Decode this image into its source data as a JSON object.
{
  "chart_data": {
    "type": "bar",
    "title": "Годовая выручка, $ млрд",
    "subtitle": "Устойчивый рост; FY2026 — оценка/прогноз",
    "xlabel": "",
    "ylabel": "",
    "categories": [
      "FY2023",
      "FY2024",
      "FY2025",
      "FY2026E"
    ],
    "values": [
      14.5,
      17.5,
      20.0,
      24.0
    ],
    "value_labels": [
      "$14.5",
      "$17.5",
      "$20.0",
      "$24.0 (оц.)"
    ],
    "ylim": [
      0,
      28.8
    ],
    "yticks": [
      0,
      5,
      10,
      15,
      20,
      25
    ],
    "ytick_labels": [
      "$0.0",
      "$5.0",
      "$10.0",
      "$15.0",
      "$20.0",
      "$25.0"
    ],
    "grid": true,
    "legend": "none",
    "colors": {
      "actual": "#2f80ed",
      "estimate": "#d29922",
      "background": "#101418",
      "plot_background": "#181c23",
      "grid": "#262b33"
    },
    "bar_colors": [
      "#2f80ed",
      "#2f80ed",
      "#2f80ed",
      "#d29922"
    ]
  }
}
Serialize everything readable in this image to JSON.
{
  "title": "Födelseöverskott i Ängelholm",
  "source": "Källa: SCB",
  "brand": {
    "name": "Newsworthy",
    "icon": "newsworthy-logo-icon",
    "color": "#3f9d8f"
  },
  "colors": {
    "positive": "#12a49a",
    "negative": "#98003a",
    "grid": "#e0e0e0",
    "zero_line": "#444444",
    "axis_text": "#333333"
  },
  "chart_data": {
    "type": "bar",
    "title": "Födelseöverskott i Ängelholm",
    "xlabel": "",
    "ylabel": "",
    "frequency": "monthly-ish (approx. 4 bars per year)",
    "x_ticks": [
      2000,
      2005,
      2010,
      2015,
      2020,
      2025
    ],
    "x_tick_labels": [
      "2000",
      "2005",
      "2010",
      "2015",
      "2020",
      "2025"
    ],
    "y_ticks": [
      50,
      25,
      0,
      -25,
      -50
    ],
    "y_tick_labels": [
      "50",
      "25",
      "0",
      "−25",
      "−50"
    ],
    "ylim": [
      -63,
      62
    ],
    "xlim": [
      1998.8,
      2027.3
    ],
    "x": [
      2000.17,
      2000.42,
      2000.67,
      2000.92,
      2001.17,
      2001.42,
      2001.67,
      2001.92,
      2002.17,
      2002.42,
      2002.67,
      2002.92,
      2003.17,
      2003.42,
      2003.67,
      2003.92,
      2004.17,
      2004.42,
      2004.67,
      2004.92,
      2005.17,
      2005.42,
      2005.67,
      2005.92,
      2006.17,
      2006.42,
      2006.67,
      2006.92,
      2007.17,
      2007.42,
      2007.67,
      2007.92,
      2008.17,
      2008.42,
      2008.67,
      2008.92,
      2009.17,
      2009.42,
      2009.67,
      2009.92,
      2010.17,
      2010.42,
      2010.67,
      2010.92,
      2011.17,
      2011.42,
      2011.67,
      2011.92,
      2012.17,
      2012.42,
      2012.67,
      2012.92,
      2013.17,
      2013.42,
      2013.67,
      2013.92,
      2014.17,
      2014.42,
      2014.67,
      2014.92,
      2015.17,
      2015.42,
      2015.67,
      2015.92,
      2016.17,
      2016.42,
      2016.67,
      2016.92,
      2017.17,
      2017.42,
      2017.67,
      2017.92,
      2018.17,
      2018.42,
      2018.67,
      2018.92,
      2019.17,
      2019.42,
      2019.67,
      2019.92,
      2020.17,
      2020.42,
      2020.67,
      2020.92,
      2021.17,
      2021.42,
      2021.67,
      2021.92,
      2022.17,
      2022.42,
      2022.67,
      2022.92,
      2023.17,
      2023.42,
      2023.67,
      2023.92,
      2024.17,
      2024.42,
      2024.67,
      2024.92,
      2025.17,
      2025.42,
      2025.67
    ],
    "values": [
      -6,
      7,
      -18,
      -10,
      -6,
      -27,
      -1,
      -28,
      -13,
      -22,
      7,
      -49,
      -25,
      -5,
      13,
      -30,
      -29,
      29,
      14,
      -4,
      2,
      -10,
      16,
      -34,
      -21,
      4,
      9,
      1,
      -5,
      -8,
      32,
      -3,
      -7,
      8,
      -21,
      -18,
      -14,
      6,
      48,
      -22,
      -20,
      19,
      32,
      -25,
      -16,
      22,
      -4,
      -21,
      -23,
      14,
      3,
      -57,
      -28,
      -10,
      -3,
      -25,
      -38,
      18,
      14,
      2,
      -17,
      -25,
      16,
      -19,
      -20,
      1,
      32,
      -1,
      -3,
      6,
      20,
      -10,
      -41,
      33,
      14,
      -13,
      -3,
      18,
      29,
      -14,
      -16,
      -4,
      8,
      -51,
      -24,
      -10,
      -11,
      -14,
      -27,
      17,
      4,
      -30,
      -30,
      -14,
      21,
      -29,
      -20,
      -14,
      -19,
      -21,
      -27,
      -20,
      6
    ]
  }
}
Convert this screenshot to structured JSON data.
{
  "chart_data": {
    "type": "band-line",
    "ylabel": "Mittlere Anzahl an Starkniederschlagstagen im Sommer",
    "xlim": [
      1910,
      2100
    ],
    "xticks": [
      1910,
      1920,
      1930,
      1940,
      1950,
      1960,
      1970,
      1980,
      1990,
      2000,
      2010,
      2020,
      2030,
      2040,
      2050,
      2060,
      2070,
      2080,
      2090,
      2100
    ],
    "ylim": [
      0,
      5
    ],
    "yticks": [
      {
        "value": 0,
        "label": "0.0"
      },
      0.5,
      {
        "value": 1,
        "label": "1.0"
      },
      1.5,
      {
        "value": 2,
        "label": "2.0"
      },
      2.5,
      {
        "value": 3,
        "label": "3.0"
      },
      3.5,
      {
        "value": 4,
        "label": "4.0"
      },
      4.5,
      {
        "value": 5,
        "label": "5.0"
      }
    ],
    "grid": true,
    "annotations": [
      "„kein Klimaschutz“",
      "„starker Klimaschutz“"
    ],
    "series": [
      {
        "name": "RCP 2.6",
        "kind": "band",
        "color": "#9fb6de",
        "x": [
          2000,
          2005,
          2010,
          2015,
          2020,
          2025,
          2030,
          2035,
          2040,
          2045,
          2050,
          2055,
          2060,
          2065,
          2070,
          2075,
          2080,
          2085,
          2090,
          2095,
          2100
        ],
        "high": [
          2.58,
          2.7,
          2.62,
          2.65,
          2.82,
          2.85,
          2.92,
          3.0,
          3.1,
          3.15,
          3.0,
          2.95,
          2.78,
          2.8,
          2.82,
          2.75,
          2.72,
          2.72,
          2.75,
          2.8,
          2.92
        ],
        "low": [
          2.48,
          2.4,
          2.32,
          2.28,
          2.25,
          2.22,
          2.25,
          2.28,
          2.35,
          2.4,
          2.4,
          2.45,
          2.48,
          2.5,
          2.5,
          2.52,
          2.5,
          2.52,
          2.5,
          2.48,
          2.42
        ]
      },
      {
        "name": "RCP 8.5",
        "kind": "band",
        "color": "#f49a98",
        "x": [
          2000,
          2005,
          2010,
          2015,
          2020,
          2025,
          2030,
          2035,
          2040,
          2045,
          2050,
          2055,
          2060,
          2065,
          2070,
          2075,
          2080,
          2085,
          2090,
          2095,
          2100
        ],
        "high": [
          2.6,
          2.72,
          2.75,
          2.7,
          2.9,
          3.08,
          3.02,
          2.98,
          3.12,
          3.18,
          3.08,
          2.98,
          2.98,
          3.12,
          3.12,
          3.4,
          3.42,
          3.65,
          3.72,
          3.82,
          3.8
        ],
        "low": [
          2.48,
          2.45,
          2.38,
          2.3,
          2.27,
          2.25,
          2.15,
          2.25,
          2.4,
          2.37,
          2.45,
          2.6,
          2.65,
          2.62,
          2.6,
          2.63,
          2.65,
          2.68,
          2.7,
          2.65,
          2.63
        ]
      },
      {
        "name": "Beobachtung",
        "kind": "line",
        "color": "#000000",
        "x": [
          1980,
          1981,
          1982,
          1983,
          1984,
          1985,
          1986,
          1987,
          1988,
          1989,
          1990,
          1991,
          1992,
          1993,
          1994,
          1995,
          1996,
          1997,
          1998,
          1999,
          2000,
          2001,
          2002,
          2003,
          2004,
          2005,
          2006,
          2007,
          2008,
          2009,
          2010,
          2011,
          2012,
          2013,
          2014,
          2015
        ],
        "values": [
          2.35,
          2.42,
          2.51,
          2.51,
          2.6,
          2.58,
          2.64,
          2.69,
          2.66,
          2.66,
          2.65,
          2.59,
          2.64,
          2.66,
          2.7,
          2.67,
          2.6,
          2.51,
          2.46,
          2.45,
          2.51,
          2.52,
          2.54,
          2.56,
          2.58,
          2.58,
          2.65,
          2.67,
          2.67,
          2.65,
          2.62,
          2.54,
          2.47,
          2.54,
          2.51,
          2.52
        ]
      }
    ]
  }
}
——————————
## [JOB]
Filter the listing above by the word "Ängelholm"; copy each line that passes.

## [EXPECTED ANSWER]
  "title": "Födelseöverskott i Ängelholm",
    "title": "Födelseöverskott i Ängelholm",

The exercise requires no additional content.